- Required work
Skip any picture you find and retype all the remaining lines exactly.

- Material for this task

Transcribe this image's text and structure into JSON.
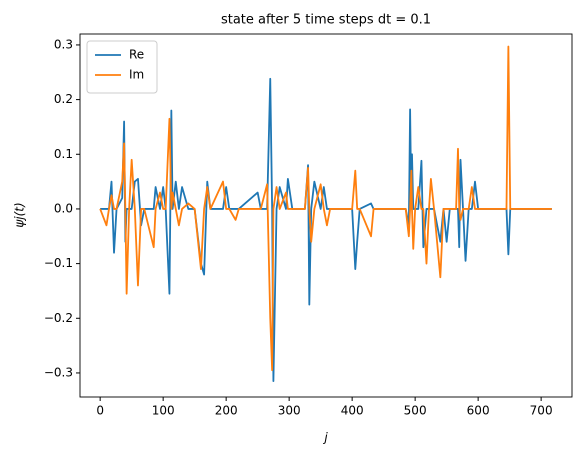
{
  "chart_data": {
    "type": "line",
    "title": "state after 5 time steps dt = 0.1",
    "xlabel": "j",
    "ylabel": "ψj(t)",
    "legend": "upper left",
    "xlim": [
      -32,
      749
    ],
    "ylim": [
      -0.344,
      0.32
    ],
    "xticks": [
      0,
      100,
      200,
      300,
      400,
      500,
      600,
      700
    ],
    "yticks": [
      {
        "value": -0.3,
        "label": "−0.3"
      },
      {
        "value": -0.2,
        "label": "−0.2"
      },
      {
        "value": -0.1,
        "label": "−0.1"
      },
      {
        "value": 0,
        "label": "0.0"
      },
      0.1,
      0.2,
      0.3
    ],
    "x": [
      0,
      10,
      14,
      18,
      22,
      26,
      35,
      38,
      40,
      42,
      46,
      50,
      55,
      60,
      65,
      70,
      85,
      88,
      95,
      100,
      104,
      110,
      113,
      115,
      120,
      125,
      130,
      140,
      150,
      160,
      165,
      170,
      175,
      195,
      200,
      205,
      215,
      220,
      250,
      255,
      265,
      270,
      273,
      275,
      280,
      285,
      295,
      298,
      305,
      325,
      330,
      332,
      335,
      340,
      350,
      355,
      360,
      365,
      400,
      405,
      408,
      412,
      430,
      434,
      485,
      490,
      492,
      494,
      495,
      497,
      500,
      505,
      510,
      513,
      518,
      522,
      525,
      530,
      540,
      545,
      550,
      555,
      565,
      568,
      570,
      572,
      576,
      580,
      585,
      590,
      595,
      600,
      645,
      648,
      651,
      717
    ],
    "series": [
      {
        "name": "Re",
        "color": "#1f77b4",
        "values": [
          0,
          0,
          0,
          0.05,
          -0.08,
          0,
          0.02,
          0.16,
          -0.06,
          0,
          0,
          0,
          0.05,
          0.055,
          -0.03,
          0,
          0,
          0.04,
          0,
          0.04,
          0,
          -0.155,
          0.18,
          0,
          0.05,
          0,
          0.04,
          0,
          0,
          -0.1,
          -0.12,
          0.05,
          0,
          0,
          0.04,
          0,
          0,
          0,
          0.03,
          0,
          0,
          0.238,
          0,
          -0.315,
          0,
          0.04,
          0,
          0.055,
          0,
          0,
          0.08,
          -0.175,
          0,
          0.05,
          0,
          0.04,
          0,
          0,
          0,
          -0.11,
          -0.06,
          0,
          0.01,
          0,
          0,
          -0.03,
          0.182,
          0,
          0.1,
          0,
          0,
          0,
          0.088,
          -0.07,
          0,
          0,
          0,
          0,
          -0.06,
          0,
          -0.06,
          0,
          0,
          0,
          -0.07,
          0.09,
          0,
          -0.095,
          0,
          0,
          0.05,
          0,
          0,
          -0.083,
          0,
          0
        ]
      },
      {
        "name": "Im",
        "color": "#ff7f0e",
        "values": [
          0,
          -0.03,
          0,
          0.025,
          0,
          0,
          0.05,
          0.12,
          0,
          -0.155,
          0,
          0.09,
          0,
          -0.14,
          0,
          0,
          -0.07,
          0,
          0.03,
          0,
          0,
          0.165,
          0,
          0.03,
          0,
          -0.03,
          0,
          0.01,
          0,
          -0.11,
          0,
          0.04,
          0,
          0.05,
          0,
          0,
          -0.02,
          0,
          0,
          0,
          0.045,
          -0.2,
          -0.295,
          0,
          0.04,
          0,
          0.03,
          0,
          0,
          0,
          0.075,
          0,
          -0.06,
          0,
          0.045,
          0,
          -0.03,
          0,
          0,
          0.07,
          0,
          0,
          -0.05,
          0,
          0,
          -0.05,
          0,
          0.07,
          0,
          -0.073,
          0,
          0.04,
          0,
          0,
          -0.1,
          0,
          0.055,
          0,
          -0.125,
          0,
          0,
          0,
          0,
          0.11,
          0,
          -0.02,
          0,
          0,
          0,
          0.04,
          0,
          0,
          0,
          0.297,
          0,
          0
        ]
      }
    ]
  }
}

- Full solution
Transcribe this image's text and structure into JSON.
{
  "chart_data": {
    "type": "line",
    "title": "state after 5 time steps dt = 0.1",
    "xlabel": "j",
    "ylabel": "ψj(t)",
    "legend": "upper left",
    "xlim": [
      -32,
      749
    ],
    "ylim": [
      -0.344,
      0.32
    ],
    "xticks": [
      0,
      100,
      200,
      300,
      400,
      500,
      600,
      700
    ],
    "yticks": [
      {
        "value": -0.3,
        "label": "−0.3"
      },
      {
        "value": -0.2,
        "label": "−0.2"
      },
      {
        "value": -0.1,
        "label": "−0.1"
      },
      {
        "value": 0,
        "label": "0.0"
      },
      0.1,
      0.2,
      0.3
    ],
    "x": [
      0,
      10,
      14,
      18,
      22,
      26,
      35,
      38,
      40,
      42,
      46,
      50,
      55,
      60,
      65,
      70,
      85,
      88,
      95,
      100,
      104,
      110,
      113,
      115,
      120,
      125,
      130,
      140,
      150,
      160,
      165,
      170,
      175,
      195,
      200,
      205,
      215,
      220,
      250,
      255,
      265,
      270,
      273,
      275,
      280,
      285,
      295,
      298,
      305,
      325,
      330,
      332,
      335,
      340,
      350,
      355,
      360,
      365,
      400,
      405,
      408,
      412,
      430,
      434,
      485,
      490,
      492,
      494,
      495,
      497,
      500,
      505,
      510,
      513,
      518,
      522,
      525,
      530,
      540,
      545,
      550,
      555,
      565,
      568,
      570,
      572,
      576,
      580,
      585,
      590,
      595,
      600,
      645,
      648,
      651,
      717
    ],
    "series": [
      {
        "name": "Re",
        "color": "#1f77b4",
        "values": [
          0,
          0,
          0,
          0.05,
          -0.08,
          0,
          0.02,
          0.16,
          -0.06,
          0,
          0,
          0,
          0.05,
          0.055,
          -0.03,
          0,
          0,
          0.04,
          0,
          0.04,
          0,
          -0.155,
          0.18,
          0,
          0.05,
          0,
          0.04,
          0,
          0,
          -0.1,
          -0.12,
          0.05,
          0,
          0,
          0.04,
          0,
          0,
          0,
          0.03,
          0,
          0,
          0.238,
          0,
          -0.315,
          0,
          0.04,
          0,
          0.055,
          0,
          0,
          0.08,
          -0.175,
          0,
          0.05,
          0,
          0.04,
          0,
          0,
          0,
          -0.11,
          -0.06,
          0,
          0.01,
          0,
          0,
          -0.03,
          0.182,
          0,
          0.1,
          0,
          0,
          0,
          0.088,
          -0.07,
          0,
          0,
          0,
          0,
          -0.06,
          0,
          -0.06,
          0,
          0,
          0,
          -0.07,
          0.09,
          0,
          -0.095,
          0,
          0,
          0.05,
          0,
          0,
          -0.083,
          0,
          0
        ]
      },
      {
        "name": "Im",
        "color": "#ff7f0e",
        "values": [
          0,
          -0.03,
          0,
          0.025,
          0,
          0,
          0.05,
          0.12,
          0,
          -0.155,
          0,
          0.09,
          0,
          -0.14,
          0,
          0,
          -0.07,
          0,
          0.03,
          0,
          0,
          0.165,
          0,
          0.03,
          0,
          -0.03,
          0,
          0.01,
          0,
          -0.11,
          0,
          0.04,
          0,
          0.05,
          0,
          0,
          -0.02,
          0,
          0,
          0,
          0.045,
          -0.2,
          -0.295,
          0,
          0.04,
          0,
          0.03,
          0,
          0,
          0,
          0.075,
          0,
          -0.06,
          0,
          0.045,
          0,
          -0.03,
          0,
          0,
          0.07,
          0,
          0,
          -0.05,
          0,
          0,
          -0.05,
          0,
          0.07,
          0,
          -0.073,
          0,
          0.04,
          0,
          0,
          -0.1,
          0,
          0.055,
          0,
          -0.125,
          0,
          0,
          0,
          0,
          0.11,
          0,
          -0.02,
          0,
          0,
          0,
          0.04,
          0,
          0,
          0,
          0.297,
          0,
          0
        ]
      }
    ]
  }
}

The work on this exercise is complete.